[Written task] Copy word for word the part of the entries that opens at their very first line and closes with the line containing "y-tick-label: 2.5 <box>35 99 53 114</box>", including both of those lines.

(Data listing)
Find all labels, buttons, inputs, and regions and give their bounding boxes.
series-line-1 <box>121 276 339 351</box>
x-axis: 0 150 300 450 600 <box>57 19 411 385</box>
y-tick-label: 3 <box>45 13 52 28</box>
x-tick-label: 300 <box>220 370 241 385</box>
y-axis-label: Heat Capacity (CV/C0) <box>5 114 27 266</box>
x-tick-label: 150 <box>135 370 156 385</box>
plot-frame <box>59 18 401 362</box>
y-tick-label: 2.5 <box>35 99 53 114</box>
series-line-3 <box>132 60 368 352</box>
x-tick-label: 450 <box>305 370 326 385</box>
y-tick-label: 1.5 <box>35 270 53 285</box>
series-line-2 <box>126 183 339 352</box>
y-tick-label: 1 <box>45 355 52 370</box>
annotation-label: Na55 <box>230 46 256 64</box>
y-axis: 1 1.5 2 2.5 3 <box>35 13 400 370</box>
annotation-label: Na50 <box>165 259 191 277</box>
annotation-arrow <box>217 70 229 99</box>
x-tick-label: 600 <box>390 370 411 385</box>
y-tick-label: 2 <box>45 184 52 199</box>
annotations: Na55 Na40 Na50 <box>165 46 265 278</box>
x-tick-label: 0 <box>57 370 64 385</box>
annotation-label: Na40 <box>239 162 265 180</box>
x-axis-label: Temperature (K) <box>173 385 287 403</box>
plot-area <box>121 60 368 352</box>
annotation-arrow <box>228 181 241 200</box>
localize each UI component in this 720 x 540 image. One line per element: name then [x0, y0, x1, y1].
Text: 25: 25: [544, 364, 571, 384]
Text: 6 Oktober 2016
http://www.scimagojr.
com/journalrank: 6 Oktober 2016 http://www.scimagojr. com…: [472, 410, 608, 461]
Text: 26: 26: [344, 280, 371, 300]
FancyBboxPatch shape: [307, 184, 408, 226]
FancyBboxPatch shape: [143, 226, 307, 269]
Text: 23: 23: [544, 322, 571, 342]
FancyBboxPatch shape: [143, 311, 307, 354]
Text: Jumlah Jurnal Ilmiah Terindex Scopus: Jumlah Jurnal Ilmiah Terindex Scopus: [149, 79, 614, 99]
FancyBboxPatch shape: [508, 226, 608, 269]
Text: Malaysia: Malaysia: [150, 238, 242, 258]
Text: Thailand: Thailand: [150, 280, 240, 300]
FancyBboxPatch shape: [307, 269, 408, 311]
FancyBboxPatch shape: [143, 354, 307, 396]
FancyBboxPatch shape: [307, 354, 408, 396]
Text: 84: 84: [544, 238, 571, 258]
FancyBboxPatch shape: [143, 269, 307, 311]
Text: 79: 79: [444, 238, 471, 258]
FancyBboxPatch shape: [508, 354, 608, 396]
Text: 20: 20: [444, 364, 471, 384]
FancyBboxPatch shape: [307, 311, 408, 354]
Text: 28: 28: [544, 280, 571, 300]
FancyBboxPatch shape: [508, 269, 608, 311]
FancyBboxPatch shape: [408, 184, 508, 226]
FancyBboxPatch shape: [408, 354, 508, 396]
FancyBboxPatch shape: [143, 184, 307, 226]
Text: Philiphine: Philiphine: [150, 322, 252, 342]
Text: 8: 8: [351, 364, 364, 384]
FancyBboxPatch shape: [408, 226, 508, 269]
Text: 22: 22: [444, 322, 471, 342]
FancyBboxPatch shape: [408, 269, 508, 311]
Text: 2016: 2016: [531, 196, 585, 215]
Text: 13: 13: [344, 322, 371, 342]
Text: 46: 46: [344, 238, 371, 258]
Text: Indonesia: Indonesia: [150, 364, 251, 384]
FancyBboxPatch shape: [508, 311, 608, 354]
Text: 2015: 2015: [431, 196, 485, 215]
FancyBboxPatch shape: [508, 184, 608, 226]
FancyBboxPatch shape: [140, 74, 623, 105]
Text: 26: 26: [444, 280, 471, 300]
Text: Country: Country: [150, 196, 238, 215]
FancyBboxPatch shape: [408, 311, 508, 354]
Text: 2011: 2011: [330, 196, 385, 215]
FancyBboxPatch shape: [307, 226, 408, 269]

[Answer for the task]
Find all labels, buttons, inputs, and regions and give their bounding boxes.
series-line-1 <box>121 276 339 351</box>
x-axis: 0 150 300 450 600 <box>57 19 411 385</box>
y-tick-label: 3 <box>45 13 52 28</box>
x-tick-label: 300 <box>220 370 241 385</box>
y-axis-label: Heat Capacity (CV/C0) <box>5 114 27 266</box>
x-tick-label: 150 <box>135 370 156 385</box>
plot-frame <box>59 18 401 362</box>
y-tick-label: 2.5 <box>35 99 53 114</box>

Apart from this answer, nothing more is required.